** SET TASK **
Below are some entries. Work out how many of their lines hold the word "如图所示", and write that number alone.

[Collected data entries]

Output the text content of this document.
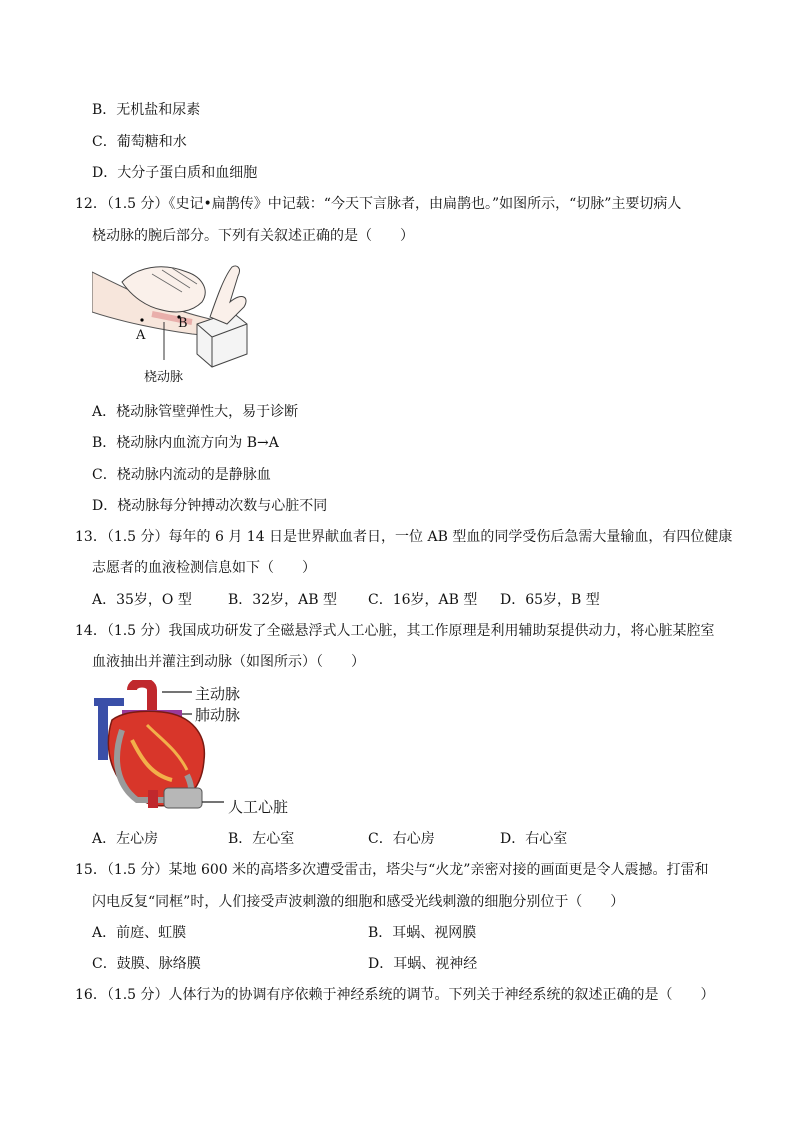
B．无机盐和尿素
C．葡萄糖和水
D．大分子蛋白质和血细胞
12．（1.5 分）《史记•扁鹊传》中记载：“今天下言脉者，由扁鹊也。”如图所示，“切脉”主要切病人
桡动脉的腕后部分。下列有关叙述正确的是（　　）
A
B
桡动脉
A．桡动脉管壁弹性大，易于诊断
B．桡动脉内血流方向为 B→A
C．桡动脉内流动的是静脉血
D．桡动脉每分钟搏动次数与心脏不同
13．（1.5 分）每年的 6 月 14 日是世界献血者日，一位 AB 型血的同学受伤后急需大量输血，有四位健康
志愿者的血液检测信息如下（　　）
A．35岁，O 型	B．32岁，AB 型 C．16岁，AB 型 D．65岁，B 型
14．（1.5 分）我国成功研发了全磁悬浮式人工心脏，其工作原理是利用辅助泵提供动力，将心脏某腔室
血液抽出并灌注到动脉（如图所示）（　　）
主动脉
肺动脉
人工心脏
A．左心房	B．左心室	C．右心房	D．右心室
15．（1.5 分）某地 600 米的高塔多次遭受雷击，塔尖与“火龙”亲密对接的画面更是令人震撼。打雷和
闪电反复“同框”时，人们接受声波刺激的细胞和感受光线刺激的细胞分别位于（　　）
A．前庭、虹膜	B．耳蜗、视网膜
C．鼓膜、脉络膜	D．耳蜗、视神经
16．（1.5 分）人体行为的协调有序依赖于神经系统的调节。下列关于神经系统的叙述正确的是（　　）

** SOLUTION FOR THIS TASK **
2